[What to work on] Each line that holds the word "Output" counts once. Give the total number of such lines and nothing else.

[Entries from a dataset]
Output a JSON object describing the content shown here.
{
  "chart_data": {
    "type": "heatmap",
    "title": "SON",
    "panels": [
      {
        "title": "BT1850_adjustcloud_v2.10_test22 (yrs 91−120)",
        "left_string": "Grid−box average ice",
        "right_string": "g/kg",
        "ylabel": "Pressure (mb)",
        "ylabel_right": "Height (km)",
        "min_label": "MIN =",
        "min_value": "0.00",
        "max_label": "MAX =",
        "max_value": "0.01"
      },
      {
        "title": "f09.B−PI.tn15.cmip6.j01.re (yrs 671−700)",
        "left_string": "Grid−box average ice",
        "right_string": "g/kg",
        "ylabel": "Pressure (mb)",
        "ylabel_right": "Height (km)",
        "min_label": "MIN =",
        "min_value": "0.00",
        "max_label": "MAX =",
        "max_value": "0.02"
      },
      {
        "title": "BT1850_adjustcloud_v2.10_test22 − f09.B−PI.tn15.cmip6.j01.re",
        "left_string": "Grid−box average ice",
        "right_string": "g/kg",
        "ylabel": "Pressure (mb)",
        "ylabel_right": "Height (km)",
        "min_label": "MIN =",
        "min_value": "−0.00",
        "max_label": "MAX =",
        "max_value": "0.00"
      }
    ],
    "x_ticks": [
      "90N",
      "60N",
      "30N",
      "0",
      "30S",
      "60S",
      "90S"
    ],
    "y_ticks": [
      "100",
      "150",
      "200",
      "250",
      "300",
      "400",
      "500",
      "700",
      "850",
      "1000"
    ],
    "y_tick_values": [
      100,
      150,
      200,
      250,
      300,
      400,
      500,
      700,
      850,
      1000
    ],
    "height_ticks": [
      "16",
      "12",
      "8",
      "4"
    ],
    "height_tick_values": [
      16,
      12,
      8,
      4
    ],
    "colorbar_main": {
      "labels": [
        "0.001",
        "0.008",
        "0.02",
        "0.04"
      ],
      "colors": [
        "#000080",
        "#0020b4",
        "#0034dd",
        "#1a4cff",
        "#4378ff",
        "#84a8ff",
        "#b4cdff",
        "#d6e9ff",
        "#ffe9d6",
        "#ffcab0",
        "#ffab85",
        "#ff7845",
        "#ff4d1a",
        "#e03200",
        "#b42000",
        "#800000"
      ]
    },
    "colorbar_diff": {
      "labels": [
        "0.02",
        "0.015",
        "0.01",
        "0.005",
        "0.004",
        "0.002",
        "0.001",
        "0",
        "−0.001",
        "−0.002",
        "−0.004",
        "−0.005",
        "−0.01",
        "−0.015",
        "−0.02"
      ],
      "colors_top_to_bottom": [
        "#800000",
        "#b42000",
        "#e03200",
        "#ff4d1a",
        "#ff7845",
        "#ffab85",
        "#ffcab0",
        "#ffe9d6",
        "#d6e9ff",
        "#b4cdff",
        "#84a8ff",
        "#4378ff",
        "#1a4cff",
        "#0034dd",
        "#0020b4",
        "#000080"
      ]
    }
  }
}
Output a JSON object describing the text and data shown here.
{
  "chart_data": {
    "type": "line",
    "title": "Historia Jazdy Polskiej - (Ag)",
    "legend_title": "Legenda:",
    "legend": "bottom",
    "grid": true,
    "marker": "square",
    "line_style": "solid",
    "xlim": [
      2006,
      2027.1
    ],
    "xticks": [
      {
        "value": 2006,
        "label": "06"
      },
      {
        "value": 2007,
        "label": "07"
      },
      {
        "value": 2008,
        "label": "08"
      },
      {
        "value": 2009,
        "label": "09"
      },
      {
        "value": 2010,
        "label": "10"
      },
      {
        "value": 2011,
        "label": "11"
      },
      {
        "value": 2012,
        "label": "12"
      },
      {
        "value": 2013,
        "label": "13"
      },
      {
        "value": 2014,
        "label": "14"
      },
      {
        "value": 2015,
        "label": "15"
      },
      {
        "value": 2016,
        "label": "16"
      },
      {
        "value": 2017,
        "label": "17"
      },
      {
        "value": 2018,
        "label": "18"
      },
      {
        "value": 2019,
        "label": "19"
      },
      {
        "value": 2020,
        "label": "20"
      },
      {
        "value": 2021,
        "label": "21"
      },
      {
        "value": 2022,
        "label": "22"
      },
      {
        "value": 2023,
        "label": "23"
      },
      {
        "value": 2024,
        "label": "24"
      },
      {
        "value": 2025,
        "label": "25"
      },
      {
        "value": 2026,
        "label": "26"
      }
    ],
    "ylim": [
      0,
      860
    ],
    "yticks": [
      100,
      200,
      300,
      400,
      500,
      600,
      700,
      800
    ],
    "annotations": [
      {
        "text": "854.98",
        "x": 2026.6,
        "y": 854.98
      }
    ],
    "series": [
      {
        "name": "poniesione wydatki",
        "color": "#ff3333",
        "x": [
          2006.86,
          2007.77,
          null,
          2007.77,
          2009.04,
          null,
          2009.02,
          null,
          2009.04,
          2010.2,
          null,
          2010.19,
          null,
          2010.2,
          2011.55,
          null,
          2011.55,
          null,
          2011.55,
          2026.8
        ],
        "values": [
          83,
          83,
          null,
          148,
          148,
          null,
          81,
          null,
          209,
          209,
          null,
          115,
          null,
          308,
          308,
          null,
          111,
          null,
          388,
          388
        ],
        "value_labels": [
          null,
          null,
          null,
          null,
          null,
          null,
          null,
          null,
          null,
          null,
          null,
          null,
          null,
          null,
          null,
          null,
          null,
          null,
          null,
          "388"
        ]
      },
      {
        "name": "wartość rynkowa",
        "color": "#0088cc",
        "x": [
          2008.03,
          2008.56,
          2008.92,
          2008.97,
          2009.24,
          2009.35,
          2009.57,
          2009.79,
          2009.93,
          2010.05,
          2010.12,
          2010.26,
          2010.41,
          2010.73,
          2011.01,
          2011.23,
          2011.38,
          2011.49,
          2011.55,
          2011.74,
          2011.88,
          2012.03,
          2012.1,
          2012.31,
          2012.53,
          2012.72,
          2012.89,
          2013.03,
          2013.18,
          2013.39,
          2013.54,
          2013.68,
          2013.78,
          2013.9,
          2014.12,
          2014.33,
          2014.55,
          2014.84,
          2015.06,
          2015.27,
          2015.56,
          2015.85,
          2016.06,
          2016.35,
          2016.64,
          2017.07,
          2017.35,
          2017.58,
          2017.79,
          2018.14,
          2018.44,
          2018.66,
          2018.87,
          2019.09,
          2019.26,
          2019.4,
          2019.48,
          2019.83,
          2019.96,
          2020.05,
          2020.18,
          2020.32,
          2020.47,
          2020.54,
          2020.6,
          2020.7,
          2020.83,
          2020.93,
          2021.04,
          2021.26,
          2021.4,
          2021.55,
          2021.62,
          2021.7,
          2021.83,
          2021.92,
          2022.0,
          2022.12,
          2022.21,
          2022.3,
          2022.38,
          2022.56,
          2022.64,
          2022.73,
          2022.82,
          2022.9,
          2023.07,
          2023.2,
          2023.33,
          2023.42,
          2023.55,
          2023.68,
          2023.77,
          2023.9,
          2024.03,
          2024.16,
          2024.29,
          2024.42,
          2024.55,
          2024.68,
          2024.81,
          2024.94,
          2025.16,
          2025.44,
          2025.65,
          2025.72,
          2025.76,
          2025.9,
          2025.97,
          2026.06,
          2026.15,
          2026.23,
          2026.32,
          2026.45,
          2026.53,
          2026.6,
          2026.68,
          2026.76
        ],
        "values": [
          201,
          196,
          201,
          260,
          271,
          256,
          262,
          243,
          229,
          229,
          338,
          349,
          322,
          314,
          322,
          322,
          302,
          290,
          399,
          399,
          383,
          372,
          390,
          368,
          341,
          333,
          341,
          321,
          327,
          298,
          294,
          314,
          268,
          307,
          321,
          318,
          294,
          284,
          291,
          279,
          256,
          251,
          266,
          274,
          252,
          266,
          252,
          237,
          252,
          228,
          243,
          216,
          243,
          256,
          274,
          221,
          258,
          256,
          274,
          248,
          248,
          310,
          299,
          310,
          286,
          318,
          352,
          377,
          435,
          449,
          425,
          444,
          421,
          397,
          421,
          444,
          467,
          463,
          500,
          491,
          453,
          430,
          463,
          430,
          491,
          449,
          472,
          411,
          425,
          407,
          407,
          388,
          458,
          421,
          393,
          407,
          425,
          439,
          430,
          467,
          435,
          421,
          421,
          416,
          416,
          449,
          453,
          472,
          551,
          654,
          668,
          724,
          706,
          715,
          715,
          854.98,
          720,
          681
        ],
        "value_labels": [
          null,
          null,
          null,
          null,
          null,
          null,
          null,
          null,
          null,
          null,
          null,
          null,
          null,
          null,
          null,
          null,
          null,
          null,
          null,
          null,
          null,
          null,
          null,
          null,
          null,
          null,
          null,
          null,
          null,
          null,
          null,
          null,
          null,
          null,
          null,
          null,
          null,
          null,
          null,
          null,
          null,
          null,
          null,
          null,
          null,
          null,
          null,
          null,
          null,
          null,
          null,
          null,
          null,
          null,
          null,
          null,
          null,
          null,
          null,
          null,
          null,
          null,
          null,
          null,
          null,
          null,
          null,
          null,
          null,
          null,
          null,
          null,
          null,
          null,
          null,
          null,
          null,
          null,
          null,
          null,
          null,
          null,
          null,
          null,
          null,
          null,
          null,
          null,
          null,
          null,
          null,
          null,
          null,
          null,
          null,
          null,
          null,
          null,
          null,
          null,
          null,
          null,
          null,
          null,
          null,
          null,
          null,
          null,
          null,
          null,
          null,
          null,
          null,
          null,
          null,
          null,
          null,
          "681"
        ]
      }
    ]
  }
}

[Solution to the exercise] 2